───── INFORMATION PROVIDED

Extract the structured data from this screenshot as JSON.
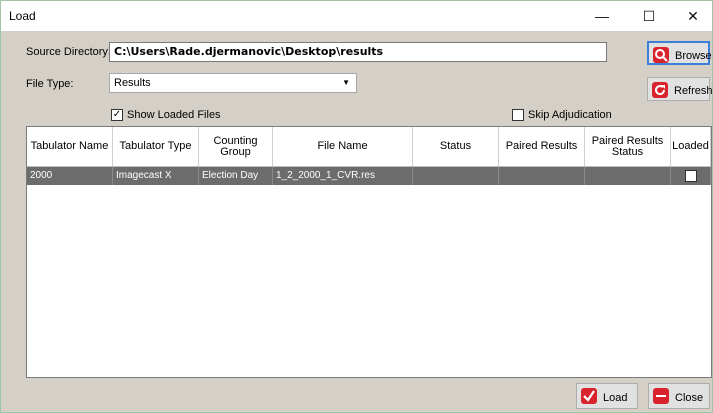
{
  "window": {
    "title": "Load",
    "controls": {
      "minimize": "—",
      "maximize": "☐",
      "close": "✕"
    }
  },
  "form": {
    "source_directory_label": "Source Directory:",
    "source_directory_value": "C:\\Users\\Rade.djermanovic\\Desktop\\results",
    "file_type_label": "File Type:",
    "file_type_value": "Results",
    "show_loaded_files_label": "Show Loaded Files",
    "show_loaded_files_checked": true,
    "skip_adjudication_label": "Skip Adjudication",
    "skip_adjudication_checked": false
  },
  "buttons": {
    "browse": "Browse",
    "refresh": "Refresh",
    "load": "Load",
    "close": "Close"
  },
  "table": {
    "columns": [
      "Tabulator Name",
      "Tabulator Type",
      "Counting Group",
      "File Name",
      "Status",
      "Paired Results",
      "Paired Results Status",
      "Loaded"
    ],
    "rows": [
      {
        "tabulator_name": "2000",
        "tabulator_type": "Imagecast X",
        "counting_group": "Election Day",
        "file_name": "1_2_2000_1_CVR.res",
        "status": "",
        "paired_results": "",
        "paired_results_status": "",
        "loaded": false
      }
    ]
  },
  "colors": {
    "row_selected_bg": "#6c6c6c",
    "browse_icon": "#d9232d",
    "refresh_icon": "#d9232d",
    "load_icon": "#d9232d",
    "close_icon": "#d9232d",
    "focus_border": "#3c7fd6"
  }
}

──────────
───── INFORMATION PROVIDED

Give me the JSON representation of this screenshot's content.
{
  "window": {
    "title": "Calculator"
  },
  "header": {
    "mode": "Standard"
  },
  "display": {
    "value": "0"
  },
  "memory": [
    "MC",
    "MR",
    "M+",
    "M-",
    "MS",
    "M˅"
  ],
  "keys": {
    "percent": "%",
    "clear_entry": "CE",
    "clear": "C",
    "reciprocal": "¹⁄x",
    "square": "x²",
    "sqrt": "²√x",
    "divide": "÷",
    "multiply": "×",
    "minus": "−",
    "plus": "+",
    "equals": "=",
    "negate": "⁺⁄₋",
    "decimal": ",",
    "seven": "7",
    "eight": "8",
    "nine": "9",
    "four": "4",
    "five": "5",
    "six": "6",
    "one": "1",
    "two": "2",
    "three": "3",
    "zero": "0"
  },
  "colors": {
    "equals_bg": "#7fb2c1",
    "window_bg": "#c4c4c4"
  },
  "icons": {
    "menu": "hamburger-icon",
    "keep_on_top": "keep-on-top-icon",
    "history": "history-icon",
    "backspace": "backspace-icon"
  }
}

──────────

Copy out each line of the material that holds the word "this".

Extract the structured data from this screenshot as JSON.
Give me the JSON representation of this screenshot's content.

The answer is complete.